Find each line holding the word "trafic" and give the total alone.

━━━ Source material

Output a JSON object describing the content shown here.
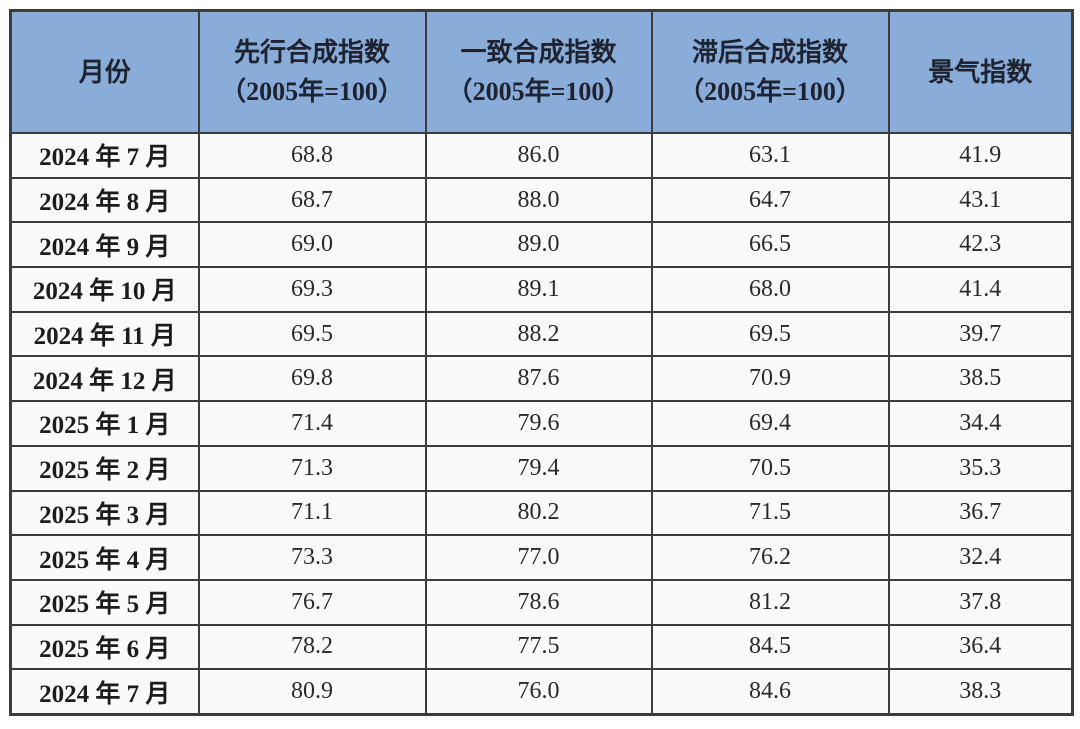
{
  "table": {
    "columns": [
      {
        "key": "month",
        "label": "月份",
        "sub": ""
      },
      {
        "key": "leading",
        "label": "先行合成指数",
        "sub": "（2005年=100）"
      },
      {
        "key": "coincident",
        "label": "一致合成指数",
        "sub": "（2005年=100）"
      },
      {
        "key": "lagging",
        "label": "滞后合成指数",
        "sub": "（2005年=100）"
      },
      {
        "key": "prosperity",
        "label": "景气指数",
        "sub": ""
      }
    ],
    "rows": [
      {
        "month": "2024 年 7 月",
        "leading": "68.8",
        "coincident": "86.0",
        "lagging": "63.1",
        "prosperity": "41.9"
      },
      {
        "month": "2024 年 8 月",
        "leading": "68.7",
        "coincident": "88.0",
        "lagging": "64.7",
        "prosperity": "43.1"
      },
      {
        "month": "2024 年 9 月",
        "leading": "69.0",
        "coincident": "89.0",
        "lagging": "66.5",
        "prosperity": "42.3"
      },
      {
        "month": "2024 年 10 月",
        "leading": "69.3",
        "coincident": "89.1",
        "lagging": "68.0",
        "prosperity": "41.4"
      },
      {
        "month": "2024 年 11 月",
        "leading": "69.5",
        "coincident": "88.2",
        "lagging": "69.5",
        "prosperity": "39.7"
      },
      {
        "month": "2024 年 12 月",
        "leading": "69.8",
        "coincident": "87.6",
        "lagging": "70.9",
        "prosperity": "38.5"
      },
      {
        "month": "2025 年 1 月",
        "leading": "71.4",
        "coincident": "79.6",
        "lagging": "69.4",
        "prosperity": "34.4"
      },
      {
        "month": "2025 年 2 月",
        "leading": "71.3",
        "coincident": "79.4",
        "lagging": "70.5",
        "prosperity": "35.3"
      },
      {
        "month": "2025 年 3 月",
        "leading": "71.1",
        "coincident": "80.2",
        "lagging": "71.5",
        "prosperity": "36.7"
      },
      {
        "month": "2025 年 4 月",
        "leading": "73.3",
        "coincident": "77.0",
        "lagging": "76.2",
        "prosperity": "32.4"
      },
      {
        "month": "2025 年 5 月",
        "leading": "76.7",
        "coincident": "78.6",
        "lagging": "81.2",
        "prosperity": "37.8"
      },
      {
        "month": "2025 年 6 月",
        "leading": "78.2",
        "coincident": "77.5",
        "lagging": "84.5",
        "prosperity": "36.4"
      },
      {
        "month": "2024 年 7 月",
        "leading": "80.9",
        "coincident": "76.0",
        "lagging": "84.6",
        "prosperity": "38.3"
      }
    ]
  },
  "chart_data": {
    "type": "table",
    "categories": [
      "2024年7月",
      "2024年8月",
      "2024年9月",
      "2024年10月",
      "2024年11月",
      "2024年12月",
      "2025年1月",
      "2025年2月",
      "2025年3月",
      "2025年4月",
      "2025年5月",
      "2025年6月",
      "2024年7月"
    ],
    "series": [
      {
        "name": "先行合成指数（2005年=100）",
        "values": [
          68.8,
          68.7,
          69.0,
          69.3,
          69.5,
          69.8,
          71.4,
          71.3,
          71.1,
          73.3,
          76.7,
          78.2,
          80.9
        ]
      },
      {
        "name": "一致合成指数（2005年=100）",
        "values": [
          86.0,
          88.0,
          89.0,
          89.1,
          88.2,
          87.6,
          79.6,
          79.4,
          80.2,
          77.0,
          78.6,
          77.5,
          76.0
        ]
      },
      {
        "name": "滞后合成指数（2005年=100）",
        "values": [
          63.1,
          64.7,
          66.5,
          68.0,
          69.5,
          70.9,
          69.4,
          70.5,
          71.5,
          76.2,
          81.2,
          84.5,
          84.6
        ]
      },
      {
        "name": "景气指数",
        "values": [
          41.9,
          43.1,
          42.3,
          41.4,
          39.7,
          38.5,
          34.4,
          35.3,
          36.7,
          32.4,
          37.8,
          36.4,
          38.3
        ]
      }
    ]
  },
  "colors": {
    "header_background": "#8aacd9",
    "header_text": "#1d2330",
    "cell_background": "#fafafa",
    "border": "#3c3c3c",
    "page_background": "#ffffff"
  }
}
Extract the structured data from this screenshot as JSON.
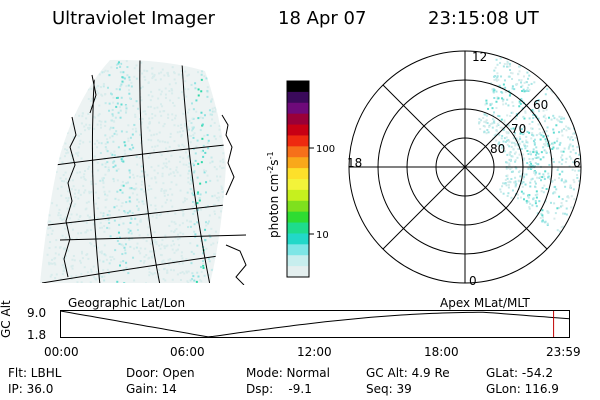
{
  "header": {
    "instrument": "Ultraviolet Imager",
    "date": "18 Apr 07",
    "time": "23:15:08 UT"
  },
  "colorbar": {
    "unit_label": "photon cm",
    "unit_sup1": "-2",
    "unit_s": "s",
    "unit_sup2": "-1",
    "ticks": [
      "100",
      "10"
    ],
    "colors": [
      "#000000",
      "#3a0a5a",
      "#6e0a7a",
      "#9a0038",
      "#c80014",
      "#ee2a10",
      "#f6701a",
      "#f9a81a",
      "#fde02a",
      "#f3f33a",
      "#c6f01e",
      "#7ee01e",
      "#2edc32",
      "#1edc8c",
      "#22d8c8",
      "#7de6e6",
      "#c7eeee",
      "#e4efef"
    ]
  },
  "maps": {
    "geo_caption": "Geographic Lat/Lon",
    "polar_caption": "Apex MLat/MLT",
    "polar_labels": {
      "top": "12",
      "bottom": "0",
      "left": "18",
      "right": "6"
    },
    "polar_rings": [
      "60",
      "70",
      "80"
    ]
  },
  "timeline": {
    "axis_label": "GC Alt",
    "y_ticks": [
      "9.0",
      "1.8"
    ],
    "x_ticks": [
      "00:00",
      "06:00",
      "12:00",
      "18:00",
      "23:59"
    ],
    "marker_hour": 23.25
  },
  "status": {
    "filter": "Flt: LBHL",
    "ip": "IP: 36.0",
    "door": "Door: Open",
    "gain": "Gain: 14",
    "mode": "Mode: Normal",
    "dsp": "Dsp:    -9.1",
    "gc_alt": "GC Alt: 4.9 Re",
    "seq": "Seq: 39",
    "glat": "GLat: -54.2",
    "glon": "GLon: 116.9"
  }
}
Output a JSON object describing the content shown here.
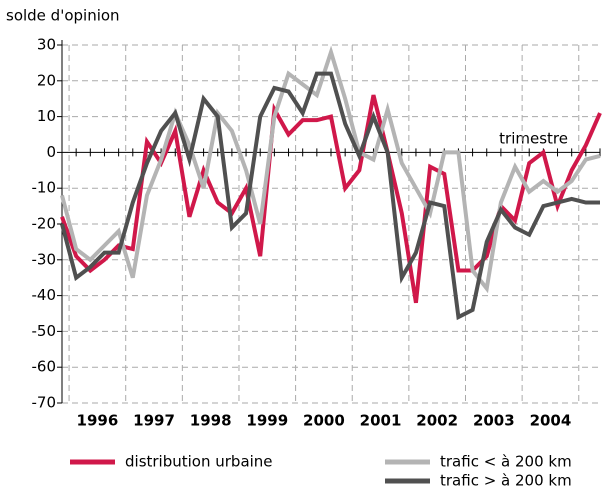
{
  "chart_data": {
    "type": "line",
    "y_axis_label": "solde d'opinion",
    "x_axis_label": "trimestre",
    "categories": [
      null,
      null,
      "1996",
      null,
      null,
      null,
      "1997",
      null,
      null,
      null,
      "1998",
      null,
      null,
      null,
      "1999",
      null,
      null,
      null,
      "2000",
      null,
      null,
      null,
      "2001",
      null,
      null,
      null,
      "2002",
      null,
      null,
      null,
      "2003",
      null,
      null,
      null,
      "2004",
      null,
      null,
      null,
      null
    ],
    "series": [
      {
        "name": "distribution urbaine",
        "color": "#d0184a",
        "values": [
          -18,
          -29,
          -33,
          -30,
          -26,
          -27,
          3,
          -3,
          6,
          -18,
          -5,
          -14,
          -17,
          -10,
          -29,
          12,
          5,
          9,
          9,
          10,
          -10,
          -5,
          16,
          0,
          -17,
          -42,
          -4,
          -6,
          -33,
          -33,
          -29,
          -15,
          -19,
          -3,
          0,
          -15,
          -5,
          2,
          11
        ]
      },
      {
        "name": "trafic < à 200 km",
        "color": "#b4b4b4",
        "values": [
          -12,
          -27,
          -30,
          -26,
          -22,
          -35,
          -12,
          -2,
          11,
          2,
          -10,
          11,
          6,
          -5,
          -20,
          10,
          22,
          19,
          16,
          28,
          15,
          0,
          -2,
          12,
          -3,
          -10,
          -17,
          0,
          0,
          -33,
          -38,
          -14,
          -4,
          -11,
          -8,
          -11,
          -8,
          -2,
          -1
        ]
      },
      {
        "name": "trafic > à 200 km",
        "color": "#505050",
        "values": [
          -20,
          -35,
          -32,
          -28,
          -28,
          -14,
          -3,
          6,
          11,
          -2,
          15,
          10,
          -21,
          -17,
          10,
          18,
          17,
          11,
          22,
          22,
          8,
          -1,
          10,
          0,
          -35,
          -28,
          -14,
          -15,
          -46,
          -44,
          -25,
          -16,
          -21,
          -23,
          -15,
          -14,
          -13,
          -14,
          -14
        ]
      }
    ],
    "ylim": [
      -70,
      30
    ],
    "yticks": [
      30,
      20,
      10,
      0,
      -10,
      -20,
      -30,
      -40,
      -50,
      -60,
      -70
    ],
    "grid": true
  }
}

━━━━━━

Answer to this task: 2